___ DATA LISTING ___

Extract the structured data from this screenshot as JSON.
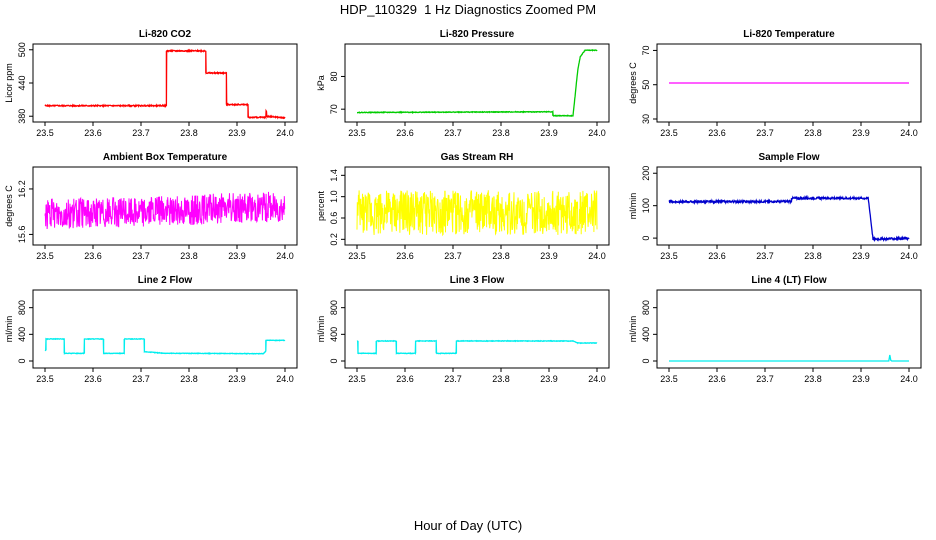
{
  "header": {
    "title": "HDP_110329  1 Hz Diagnostics Zoomed PM"
  },
  "footer": {
    "xlabel": "Hour of Day (UTC)"
  },
  "chart_data": [
    {
      "type": "line",
      "title": "Li-820 CO2",
      "xlabel": "",
      "ylabel": "Licor ppm",
      "color": "#ff0000",
      "xticks": [
        "23.5",
        "23.6",
        "23.7",
        "23.8",
        "23.9",
        "24.0"
      ],
      "yticks": [
        {
          "v": 380,
          "label": "380"
        },
        {
          "v": 440,
          "label": "440"
        },
        {
          "v": 500,
          "label": "500"
        }
      ],
      "xlim": [
        23.5,
        24.0
      ],
      "ylim": [
        375,
        505
      ],
      "noise": 1,
      "series": [
        {
          "x": [
            23.5,
            23.753,
            23.753,
            23.835,
            23.835,
            23.878,
            23.878,
            23.923,
            23.923,
            23.96,
            23.961,
            23.962,
            24.0
          ],
          "y": [
            399,
            399,
            498,
            498,
            458,
            458,
            401,
            401,
            378,
            378,
            395,
            380,
            377
          ]
        }
      ]
    },
    {
      "type": "line",
      "title": "Li-820 Pressure",
      "xlabel": "",
      "ylabel": "kPa",
      "color": "#00cc00",
      "xticks": [
        "23.5",
        "23.6",
        "23.7",
        "23.8",
        "23.9",
        "24.0"
      ],
      "yticks": [
        {
          "v": 70,
          "label": "70"
        },
        {
          "v": 80,
          "label": "80"
        }
      ],
      "xlim": [
        23.5,
        24.0
      ],
      "ylim": [
        67,
        89
      ],
      "noise": 0.1,
      "series": [
        {
          "x": [
            23.5,
            23.908,
            23.908,
            23.95,
            23.955,
            23.96,
            23.965,
            23.975,
            24.0
          ],
          "y": [
            69,
            69.2,
            68,
            68,
            75,
            82,
            86,
            88,
            88
          ]
        }
      ]
    },
    {
      "type": "line",
      "title": "Li-820 Temperature",
      "xlabel": "",
      "ylabel": "degrees C",
      "color": "#ff00ff",
      "xticks": [
        "23.5",
        "23.6",
        "23.7",
        "23.8",
        "23.9",
        "24.0"
      ],
      "yticks": [
        {
          "v": 30,
          "label": "30"
        },
        {
          "v": 50,
          "label": "50"
        },
        {
          "v": 70,
          "label": "70"
        }
      ],
      "xlim": [
        23.5,
        24.0
      ],
      "ylim": [
        30,
        72
      ],
      "noise": 0,
      "series": [
        {
          "x": [
            23.5,
            24.0
          ],
          "y": [
            51,
            51
          ]
        }
      ]
    },
    {
      "type": "line",
      "title": "Ambient Box Temperature",
      "xlabel": "",
      "ylabel": "degrees C",
      "color": "#ff00ff",
      "xticks": [
        "23.5",
        "23.6",
        "23.7",
        "23.8",
        "23.9",
        "24.0"
      ],
      "yticks": [
        {
          "v": 15.6,
          "label": "15.6"
        },
        {
          "v": 16.2,
          "label": "16.2"
        }
      ],
      "xlim": [
        23.5,
        24.0
      ],
      "ylim": [
        15.5,
        16.45
      ],
      "noise": 0.2,
      "series": [
        {
          "x": [
            23.5,
            23.7,
            23.9,
            24.0
          ],
          "y": [
            15.87,
            15.9,
            15.95,
            15.97
          ]
        }
      ]
    },
    {
      "type": "line",
      "title": "Gas Stream RH",
      "xlabel": "",
      "ylabel": "percent",
      "color": "#ffff00",
      "xticks": [
        "23.5",
        "23.6",
        "23.7",
        "23.8",
        "23.9",
        "24.0"
      ],
      "yticks": [
        {
          "v": 0.2,
          "label": "0.2"
        },
        {
          "v": 0.6,
          "label": "0.6"
        },
        {
          "v": 1.0,
          "label": "1.0"
        },
        {
          "v": 1.4,
          "label": "1.4"
        }
      ],
      "xlim": [
        23.5,
        24.0
      ],
      "ylim": [
        0.15,
        1.5
      ],
      "noise": 0.42,
      "series": [
        {
          "x": [
            23.5,
            24.0
          ],
          "y": [
            0.7,
            0.7
          ]
        }
      ]
    },
    {
      "type": "line",
      "title": "Sample Flow",
      "xlabel": "",
      "ylabel": "ml/min",
      "color": "#0000cc",
      "xticks": [
        "23.5",
        "23.6",
        "23.7",
        "23.8",
        "23.9",
        "24.0"
      ],
      "yticks": [
        {
          "v": 0,
          "label": "0"
        },
        {
          "v": 100,
          "label": "100"
        },
        {
          "v": 200,
          "label": "200"
        }
      ],
      "xlim": [
        23.5,
        24.0
      ],
      "ylim": [
        -12,
        210
      ],
      "noise": 3,
      "series": [
        {
          "x": [
            23.5,
            23.74,
            23.755,
            23.755,
            23.915,
            23.915,
            23.925,
            24.0
          ],
          "y": [
            112,
            113,
            113,
            123,
            123,
            125,
            -3,
            -1
          ]
        }
      ]
    },
    {
      "type": "line",
      "title": "Line 2 Flow",
      "xlabel": "",
      "ylabel": "ml/min",
      "color": "#00eeee",
      "xticks": [
        "23.5",
        "23.6",
        "23.7",
        "23.8",
        "23.9",
        "24.0"
      ],
      "yticks": [
        {
          "v": 0,
          "label": "0"
        },
        {
          "v": 400,
          "label": "400"
        },
        {
          "v": 800,
          "label": "800"
        }
      ],
      "xlim": [
        23.5,
        24.0
      ],
      "ylim": [
        -60,
        1020
      ],
      "noise": 4,
      "series": [
        {
          "x": [
            23.5,
            23.502,
            23.502,
            23.54,
            23.54,
            23.582,
            23.582,
            23.622,
            23.622,
            23.665,
            23.665,
            23.707,
            23.707,
            23.75,
            23.8,
            23.955,
            23.96,
            23.96,
            24.0
          ],
          "y": [
            160,
            160,
            330,
            330,
            115,
            115,
            330,
            330,
            115,
            115,
            330,
            330,
            140,
            115,
            115,
            110,
            150,
            310,
            310
          ]
        }
      ]
    },
    {
      "type": "line",
      "title": "Line 3 Flow",
      "xlabel": "",
      "ylabel": "ml/min",
      "color": "#00eeee",
      "xticks": [
        "23.5",
        "23.6",
        "23.7",
        "23.8",
        "23.9",
        "24.0"
      ],
      "yticks": [
        {
          "v": 0,
          "label": "0"
        },
        {
          "v": 400,
          "label": "400"
        },
        {
          "v": 800,
          "label": "800"
        }
      ],
      "xlim": [
        23.5,
        24.0
      ],
      "ylim": [
        -60,
        1020
      ],
      "noise": 4,
      "series": [
        {
          "x": [
            23.5,
            23.502,
            23.502,
            23.54,
            23.54,
            23.582,
            23.582,
            23.622,
            23.622,
            23.665,
            23.665,
            23.707,
            23.707,
            23.95,
            23.96,
            24.0
          ],
          "y": [
            300,
            300,
            115,
            115,
            300,
            300,
            115,
            115,
            300,
            300,
            115,
            115,
            300,
            300,
            270,
            270
          ]
        }
      ]
    },
    {
      "type": "line",
      "title": "Line 4 (LT) Flow",
      "xlabel": "",
      "ylabel": "ml/min",
      "color": "#00eeee",
      "xticks": [
        "23.5",
        "23.6",
        "23.7",
        "23.8",
        "23.9",
        "24.0"
      ],
      "yticks": [
        {
          "v": 0,
          "label": "0"
        },
        {
          "v": 400,
          "label": "400"
        },
        {
          "v": 800,
          "label": "800"
        }
      ],
      "xlim": [
        23.5,
        24.0
      ],
      "ylim": [
        -60,
        1020
      ],
      "noise": 0,
      "series": [
        {
          "x": [
            23.5,
            23.958,
            23.96,
            23.962,
            23.964,
            24.0
          ],
          "y": [
            0,
            0,
            90,
            10,
            0,
            0
          ]
        }
      ]
    }
  ]
}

___

WHAT YOU NEED TO DO :: Pull every line containing "title" from the data.

ANSWER TO THE PROBLEM ::
    "title": "HDP_110329  1 Hz Diagnostics Zoomed PM"
      "title": "Li-820 CO2",
      "title": "Li-820 Pressure",
      "title": "Li-820 Temperature",
      "title": "Ambient Box Temperature",
      "title": "Gas Stream RH",
      "title": "Sample Flow",
      "title": "Line 2 Flow",
      "title": "Line 3 Flow",
      "title": "Line 4 (LT) Flow",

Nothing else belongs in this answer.